**Task statement**
Copy out each line of the material below with no changes.

** Start Records to process **

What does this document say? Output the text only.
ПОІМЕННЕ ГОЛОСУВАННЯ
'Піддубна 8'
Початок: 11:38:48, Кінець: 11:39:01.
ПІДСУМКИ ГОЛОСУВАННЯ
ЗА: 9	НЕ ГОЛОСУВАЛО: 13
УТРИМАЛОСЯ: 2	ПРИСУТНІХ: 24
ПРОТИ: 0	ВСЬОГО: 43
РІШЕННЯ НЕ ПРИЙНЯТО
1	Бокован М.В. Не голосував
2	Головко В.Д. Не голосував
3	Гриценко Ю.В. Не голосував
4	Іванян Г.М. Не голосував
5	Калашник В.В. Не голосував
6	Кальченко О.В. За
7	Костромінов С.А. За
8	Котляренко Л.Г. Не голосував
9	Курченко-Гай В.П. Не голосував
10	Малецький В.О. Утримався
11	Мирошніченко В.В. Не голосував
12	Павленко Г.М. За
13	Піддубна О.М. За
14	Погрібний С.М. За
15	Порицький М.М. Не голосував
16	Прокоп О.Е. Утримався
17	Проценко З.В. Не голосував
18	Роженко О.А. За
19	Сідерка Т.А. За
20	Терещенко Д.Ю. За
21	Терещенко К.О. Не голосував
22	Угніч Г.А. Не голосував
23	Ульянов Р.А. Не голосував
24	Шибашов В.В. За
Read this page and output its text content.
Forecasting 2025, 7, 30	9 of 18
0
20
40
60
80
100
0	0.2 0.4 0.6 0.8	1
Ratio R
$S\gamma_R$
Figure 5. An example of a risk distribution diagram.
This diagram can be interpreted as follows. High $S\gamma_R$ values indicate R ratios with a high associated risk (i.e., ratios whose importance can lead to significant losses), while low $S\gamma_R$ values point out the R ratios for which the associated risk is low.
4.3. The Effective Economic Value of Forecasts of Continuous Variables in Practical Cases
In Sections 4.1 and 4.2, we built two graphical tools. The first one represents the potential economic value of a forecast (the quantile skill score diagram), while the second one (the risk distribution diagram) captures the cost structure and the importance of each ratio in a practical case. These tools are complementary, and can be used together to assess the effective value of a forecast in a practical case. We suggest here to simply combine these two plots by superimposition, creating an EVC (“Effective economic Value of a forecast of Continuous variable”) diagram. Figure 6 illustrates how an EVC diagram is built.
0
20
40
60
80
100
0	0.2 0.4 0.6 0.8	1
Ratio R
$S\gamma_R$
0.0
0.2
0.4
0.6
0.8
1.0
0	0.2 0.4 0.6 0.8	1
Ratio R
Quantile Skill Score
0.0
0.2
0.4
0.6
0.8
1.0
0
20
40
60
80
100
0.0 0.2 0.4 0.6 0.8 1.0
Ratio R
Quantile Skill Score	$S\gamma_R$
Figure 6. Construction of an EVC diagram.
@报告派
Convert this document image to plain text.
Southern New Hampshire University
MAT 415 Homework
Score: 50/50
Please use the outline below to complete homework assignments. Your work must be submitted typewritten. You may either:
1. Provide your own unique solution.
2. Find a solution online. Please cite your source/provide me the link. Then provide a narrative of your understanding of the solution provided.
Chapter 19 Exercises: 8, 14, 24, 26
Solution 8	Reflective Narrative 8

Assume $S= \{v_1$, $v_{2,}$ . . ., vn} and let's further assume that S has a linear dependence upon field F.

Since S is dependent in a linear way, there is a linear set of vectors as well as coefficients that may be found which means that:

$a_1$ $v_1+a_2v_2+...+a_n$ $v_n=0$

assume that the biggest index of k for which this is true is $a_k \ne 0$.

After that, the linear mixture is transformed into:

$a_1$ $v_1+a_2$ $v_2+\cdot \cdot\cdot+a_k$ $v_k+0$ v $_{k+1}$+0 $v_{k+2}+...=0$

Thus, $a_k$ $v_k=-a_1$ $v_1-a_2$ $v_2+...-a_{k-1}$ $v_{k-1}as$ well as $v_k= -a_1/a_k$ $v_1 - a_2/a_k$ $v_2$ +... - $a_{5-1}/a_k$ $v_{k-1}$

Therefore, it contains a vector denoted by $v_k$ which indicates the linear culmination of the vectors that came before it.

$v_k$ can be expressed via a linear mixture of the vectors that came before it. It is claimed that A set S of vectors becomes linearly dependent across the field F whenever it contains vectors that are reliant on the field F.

** End Records to process **

**Worked answer**
What does this document say? Output the text only.
ПОІМЕННЕ ГОЛОСУВАННЯ
'Піддубна 8'
Початок: 11:38:48, Кінець: 11:39:01.
ПІДСУМКИ ГОЛОСУВАННЯ
ЗА: 9	НЕ ГОЛОСУВАЛО: 13
УТРИМАЛОСЯ: 2	ПРИСУТНІХ: 24
ПРОТИ: 0	ВСЬОГО: 43
РІШЕННЯ НЕ ПРИЙНЯТО
1	Бокован М.В. Не голосував
2	Головко В.Д. Не голосував
3	Гриценко Ю.В. Не голосував
4	Іванян Г.М. Не голосував
5	Калашник В.В. Не голосував
6	Кальченко О.В. За
7	Костромінов С.А. За
8	Котляренко Л.Г. Не голосував
9	Курченко-Гай В.П. Не голосував
10	Малецький В.О. Утримався
11	Мирошніченко В.В. Не голосував
12	Павленко Г.М. За
13	Піддубна О.М. За
14	Погрібний С.М. За
15	Порицький М.М. Не голосував
16	Прокоп О.Е. Утримався
17	Проценко З.В. Не голосував
18	Роженко О.А. За
19	Сідерка Т.А. За
20	Терещенко Д.Ю. За
21	Терещенко К.О. Не голосував
22	Угніч Г.А. Не голосував
23	Ульянов Р.А. Не голосував
24	Шибашов В.В. За
Read this page and output its text content.
Forecasting 2025, 7, 30	9 of 18
0
20
40
60
80
100
0	0.2 0.4 0.6 0.8	1
Ratio R
$S\gamma_R$
Figure 5. An example of a risk distribution diagram.
This diagram can be interpreted as follows. High $S\gamma_R$ values indicate R ratios with a high associated risk (i.e., ratios whose importance can lead to significant losses), while low $S\gamma_R$ values point out the R ratios for which the associated risk is low.
4.3. The Effective Economic Value of Forecasts of Continuous Variables in Practical Cases
In Sections 4.1 and 4.2, we built two graphical tools. The first one represents the potential economic value of a forecast (the quantile skill score diagram), while the second one (the risk distribution diagram) captures the cost structure and the importance of each ratio in a practical case. These tools are complementary, and can be used together to assess the effective value of a forecast in a practical case. We suggest here to simply combine these two plots by superimposition, creating an EVC (“Effective economic Value of a forecast of Continuous variable”) diagram. Figure 6 illustrates how an EVC diagram is built.
0
20
40
60
80
100
0	0.2 0.4 0.6 0.8	1
Ratio R
$S\gamma_R$
0.0
0.2
0.4
0.6
0.8
1.0
0	0.2 0.4 0.6 0.8	1
Ratio R
Quantile Skill Score
0.0
0.2
0.4
0.6
0.8
1.0
0
20
40
60
80
100
0.0 0.2 0.4 0.6 0.8 1.0
Ratio R
Quantile Skill Score	$S\gamma_R$
Figure 6. Construction of an EVC diagram.
@报告派
Convert this document image to plain text.
Southern New Hampshire University
MAT 415 Homework
Score: 50/50
Please use the outline below to complete homework assignments. Your work must be submitted typewritten. You may either:
1. Provide your own unique solution.
2. Find a solution online. Please cite your source/provide me the link. Then provide a narrative of your understanding of the solution provided.
Chapter 19 Exercises: 8, 14, 24, 26
Solution 8	Reflective Narrative 8

Assume $S= \{v_1$, $v_{2,}$ . . ., vn} and let's further assume that S has a linear dependence upon field F.

Since S is dependent in a linear way, there is a linear set of vectors as well as coefficients that may be found which means that:

$a_1$ $v_1+a_2v_2+...+a_n$ $v_n=0$

assume that the biggest index of k for which this is true is $a_k \ne 0$.

After that, the linear mixture is transformed into:

$a_1$ $v_1+a_2$ $v_2+\cdot \cdot\cdot+a_k$ $v_k+0$ v $_{k+1}$+0 $v_{k+2}+...=0$

Thus, $a_k$ $v_k=-a_1$ $v_1-a_2$ $v_2+...-a_{k-1}$ $v_{k-1}as$ well as $v_k= -a_1/a_k$ $v_1 - a_2/a_k$ $v_2$ +... - $a_{5-1}/a_k$ $v_{k-1}$

Therefore, it contains a vector denoted by $v_k$ which indicates the linear culmination of the vectors that came before it.

$v_k$ can be expressed via a linear mixture of the vectors that came before it. It is claimed that A set S of vectors becomes linearly dependent across the field F whenever it contains vectors that are reliant on the field F.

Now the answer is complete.